__Exercise__: Please give the listing again, word for word, with nothing left out.
## begin Available records
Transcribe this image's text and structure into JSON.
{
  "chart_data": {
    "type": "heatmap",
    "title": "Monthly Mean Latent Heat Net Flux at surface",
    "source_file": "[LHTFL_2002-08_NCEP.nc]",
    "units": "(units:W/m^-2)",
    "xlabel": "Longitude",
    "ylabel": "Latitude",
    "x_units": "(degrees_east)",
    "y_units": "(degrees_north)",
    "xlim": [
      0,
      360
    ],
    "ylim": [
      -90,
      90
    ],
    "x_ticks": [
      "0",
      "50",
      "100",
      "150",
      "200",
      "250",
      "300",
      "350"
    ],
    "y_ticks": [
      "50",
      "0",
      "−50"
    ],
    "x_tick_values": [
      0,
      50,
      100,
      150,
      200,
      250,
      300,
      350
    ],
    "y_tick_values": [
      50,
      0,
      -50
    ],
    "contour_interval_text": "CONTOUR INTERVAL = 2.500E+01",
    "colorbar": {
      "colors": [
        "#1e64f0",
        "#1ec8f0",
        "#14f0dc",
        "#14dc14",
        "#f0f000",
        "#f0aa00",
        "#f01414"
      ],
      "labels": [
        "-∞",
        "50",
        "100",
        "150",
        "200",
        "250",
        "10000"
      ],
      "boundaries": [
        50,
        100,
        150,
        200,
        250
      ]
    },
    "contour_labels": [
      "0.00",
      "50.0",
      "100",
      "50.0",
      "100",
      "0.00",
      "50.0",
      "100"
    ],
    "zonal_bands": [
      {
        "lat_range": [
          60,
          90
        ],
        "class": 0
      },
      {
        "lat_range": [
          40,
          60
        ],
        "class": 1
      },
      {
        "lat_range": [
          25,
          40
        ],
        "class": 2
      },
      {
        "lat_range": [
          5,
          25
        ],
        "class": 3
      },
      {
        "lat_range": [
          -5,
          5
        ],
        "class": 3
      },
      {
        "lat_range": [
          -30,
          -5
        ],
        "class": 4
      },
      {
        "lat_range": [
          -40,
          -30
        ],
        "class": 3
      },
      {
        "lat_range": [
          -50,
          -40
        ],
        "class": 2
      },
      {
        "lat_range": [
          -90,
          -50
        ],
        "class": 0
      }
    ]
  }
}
## end Available records
__Response to this task__:
Transcribe this image's text and structure into JSON.
{
  "chart_data": {
    "type": "heatmap",
    "title": "Monthly Mean Latent Heat Net Flux at surface",
    "source_file": "[LHTFL_2002-08_NCEP.nc]",
    "units": "(units:W/m^-2)",
    "xlabel": "Longitude",
    "ylabel": "Latitude",
    "x_units": "(degrees_east)",
    "y_units": "(degrees_north)",
    "xlim": [
      0,
      360
    ],
    "ylim": [
      -90,
      90
    ],
    "x_ticks": [
      "0",
      "50",
      "100",
      "150",
      "200",
      "250",
      "300",
      "350"
    ],
    "y_ticks": [
      "50",
      "0",
      "−50"
    ],
    "x_tick_values": [
      0,
      50,
      100,
      150,
      200,
      250,
      300,
      350
    ],
    "y_tick_values": [
      50,
      0,
      -50
    ],
    "contour_interval_text": "CONTOUR INTERVAL = 2.500E+01",
    "colorbar": {
      "colors": [
        "#1e64f0",
        "#1ec8f0",
        "#14f0dc",
        "#14dc14",
        "#f0f000",
        "#f0aa00",
        "#f01414"
      ],
      "labels": [
        "-∞",
        "50",
        "100",
        "150",
        "200",
        "250",
        "10000"
      ],
      "boundaries": [
        50,
        100,
        150,
        200,
        250
      ]
    },
    "contour_labels": [
      "0.00",
      "50.0",
      "100",
      "50.0",
      "100",
      "0.00",
      "50.0",
      "100"
    ],
    "zonal_bands": [
      {
        "lat_range": [
          60,
          90
        ],
        "class": 0
      },
      {
        "lat_range": [
          40,
          60
        ],
        "class": 1
      },
      {
        "lat_range": [
          25,
          40
        ],
        "class": 2
      },
      {
        "lat_range": [
          5,
          25
        ],
        "class": 3
      },
      {
        "lat_range": [
          -5,
          5
        ],
        "class": 3
      },
      {
        "lat_range": [
          -30,
          -5
        ],
        "class": 4
      },
      {
        "lat_range": [
          -40,
          -30
        ],
        "class": 3
      },
      {
        "lat_range": [
          -50,
          -40
        ],
        "class": 2
      },
      {
        "lat_range": [
          -90,
          -50
        ],
        "class": 0
      }
    ]
  }
}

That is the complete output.